• TASK OBJECTIVE:
Take every line from the listing below that includes "JSON" and copy it.

[Recorded data]
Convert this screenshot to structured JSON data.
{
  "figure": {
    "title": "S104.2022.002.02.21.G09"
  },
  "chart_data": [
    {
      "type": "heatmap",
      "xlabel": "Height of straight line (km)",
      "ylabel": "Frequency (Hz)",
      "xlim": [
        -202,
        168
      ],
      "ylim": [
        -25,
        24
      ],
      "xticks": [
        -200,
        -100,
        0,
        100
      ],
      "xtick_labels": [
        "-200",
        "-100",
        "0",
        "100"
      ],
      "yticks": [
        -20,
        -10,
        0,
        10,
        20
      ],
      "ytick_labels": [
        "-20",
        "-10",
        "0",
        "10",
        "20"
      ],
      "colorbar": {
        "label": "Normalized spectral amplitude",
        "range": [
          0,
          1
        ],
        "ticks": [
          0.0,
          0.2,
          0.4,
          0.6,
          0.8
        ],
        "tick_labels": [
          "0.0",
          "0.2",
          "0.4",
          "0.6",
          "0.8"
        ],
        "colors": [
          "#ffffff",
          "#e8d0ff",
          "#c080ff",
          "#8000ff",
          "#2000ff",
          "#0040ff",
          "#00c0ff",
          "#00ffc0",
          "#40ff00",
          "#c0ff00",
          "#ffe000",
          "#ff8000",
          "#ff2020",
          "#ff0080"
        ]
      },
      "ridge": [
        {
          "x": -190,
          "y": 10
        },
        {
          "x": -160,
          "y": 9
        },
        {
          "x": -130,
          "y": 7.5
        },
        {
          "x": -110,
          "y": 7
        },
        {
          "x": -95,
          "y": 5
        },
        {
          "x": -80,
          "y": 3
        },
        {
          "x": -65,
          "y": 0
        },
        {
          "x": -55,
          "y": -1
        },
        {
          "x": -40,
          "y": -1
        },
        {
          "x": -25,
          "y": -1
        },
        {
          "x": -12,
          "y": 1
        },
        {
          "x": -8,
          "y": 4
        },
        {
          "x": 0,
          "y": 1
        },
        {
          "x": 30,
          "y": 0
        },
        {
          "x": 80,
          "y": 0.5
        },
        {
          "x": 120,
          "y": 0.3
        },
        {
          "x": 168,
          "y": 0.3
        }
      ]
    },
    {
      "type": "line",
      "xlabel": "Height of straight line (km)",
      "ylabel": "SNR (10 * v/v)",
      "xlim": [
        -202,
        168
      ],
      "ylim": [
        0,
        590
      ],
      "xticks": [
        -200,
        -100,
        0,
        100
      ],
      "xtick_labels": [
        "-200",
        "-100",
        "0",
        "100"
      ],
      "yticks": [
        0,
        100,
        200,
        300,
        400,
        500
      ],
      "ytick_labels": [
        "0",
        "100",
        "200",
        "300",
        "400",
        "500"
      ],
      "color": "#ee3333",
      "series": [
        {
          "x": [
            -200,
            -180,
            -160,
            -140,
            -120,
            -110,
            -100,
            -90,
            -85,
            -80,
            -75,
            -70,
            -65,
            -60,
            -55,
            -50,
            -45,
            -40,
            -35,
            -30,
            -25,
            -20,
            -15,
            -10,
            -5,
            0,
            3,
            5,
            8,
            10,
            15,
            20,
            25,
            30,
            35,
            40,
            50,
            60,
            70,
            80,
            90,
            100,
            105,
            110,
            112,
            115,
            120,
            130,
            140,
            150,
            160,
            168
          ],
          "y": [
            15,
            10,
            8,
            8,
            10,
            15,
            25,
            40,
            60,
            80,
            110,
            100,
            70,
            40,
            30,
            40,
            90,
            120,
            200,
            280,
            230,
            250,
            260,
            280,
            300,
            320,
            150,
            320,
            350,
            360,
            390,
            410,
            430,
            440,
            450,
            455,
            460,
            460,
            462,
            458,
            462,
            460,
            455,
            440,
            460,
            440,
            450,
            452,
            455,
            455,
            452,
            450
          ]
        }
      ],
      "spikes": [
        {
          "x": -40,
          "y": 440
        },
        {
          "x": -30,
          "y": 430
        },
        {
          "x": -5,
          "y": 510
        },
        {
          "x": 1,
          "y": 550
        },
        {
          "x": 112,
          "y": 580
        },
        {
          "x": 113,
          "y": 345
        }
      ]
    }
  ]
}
* * *
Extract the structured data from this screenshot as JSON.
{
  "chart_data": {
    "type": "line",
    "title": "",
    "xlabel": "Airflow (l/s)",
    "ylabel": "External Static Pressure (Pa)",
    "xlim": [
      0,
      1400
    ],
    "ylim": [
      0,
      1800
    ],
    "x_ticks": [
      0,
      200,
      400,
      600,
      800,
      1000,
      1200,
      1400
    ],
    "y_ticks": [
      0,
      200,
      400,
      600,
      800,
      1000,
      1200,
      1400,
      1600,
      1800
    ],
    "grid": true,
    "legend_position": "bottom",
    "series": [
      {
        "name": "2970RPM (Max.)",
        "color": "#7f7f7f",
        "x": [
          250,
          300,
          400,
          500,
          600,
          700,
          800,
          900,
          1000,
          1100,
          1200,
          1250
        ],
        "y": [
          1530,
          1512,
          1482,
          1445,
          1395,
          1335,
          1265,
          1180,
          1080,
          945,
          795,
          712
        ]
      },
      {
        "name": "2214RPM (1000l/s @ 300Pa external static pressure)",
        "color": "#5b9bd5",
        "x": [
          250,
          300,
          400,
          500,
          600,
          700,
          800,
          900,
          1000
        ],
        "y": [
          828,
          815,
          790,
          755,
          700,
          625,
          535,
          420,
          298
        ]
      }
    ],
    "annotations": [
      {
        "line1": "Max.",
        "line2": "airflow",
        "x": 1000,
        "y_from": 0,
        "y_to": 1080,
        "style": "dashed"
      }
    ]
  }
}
...
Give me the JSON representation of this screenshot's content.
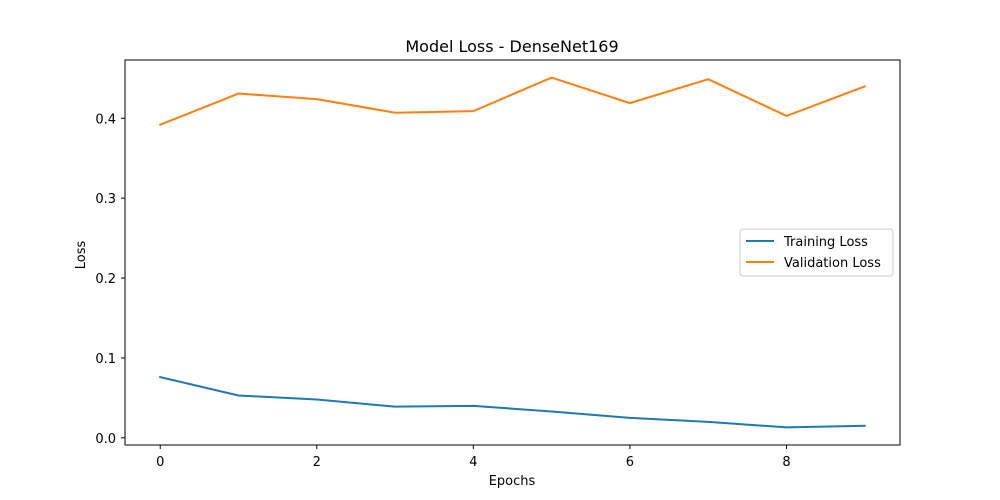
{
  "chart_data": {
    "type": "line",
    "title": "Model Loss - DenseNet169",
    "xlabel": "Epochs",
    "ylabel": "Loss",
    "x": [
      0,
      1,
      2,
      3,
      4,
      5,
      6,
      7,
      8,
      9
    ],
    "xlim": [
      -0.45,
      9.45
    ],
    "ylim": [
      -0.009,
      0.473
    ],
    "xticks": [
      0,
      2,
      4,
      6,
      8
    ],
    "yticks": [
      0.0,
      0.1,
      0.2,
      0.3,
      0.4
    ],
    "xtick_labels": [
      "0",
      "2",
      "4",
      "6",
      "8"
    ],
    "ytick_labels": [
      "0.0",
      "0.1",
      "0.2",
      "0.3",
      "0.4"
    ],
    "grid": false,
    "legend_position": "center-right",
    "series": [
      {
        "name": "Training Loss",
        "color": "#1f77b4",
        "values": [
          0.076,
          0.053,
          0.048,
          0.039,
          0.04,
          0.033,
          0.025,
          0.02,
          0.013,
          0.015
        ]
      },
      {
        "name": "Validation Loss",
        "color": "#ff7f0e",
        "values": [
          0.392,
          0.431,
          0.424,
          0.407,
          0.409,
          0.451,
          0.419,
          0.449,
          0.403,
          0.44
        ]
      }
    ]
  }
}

• SOLUTION TO THE EXERCISE:
Convert this screenshot to structured JSON data.
Extract the structured data from this screenshot as JSON.
Give me the JSON representation of this screenshot's content.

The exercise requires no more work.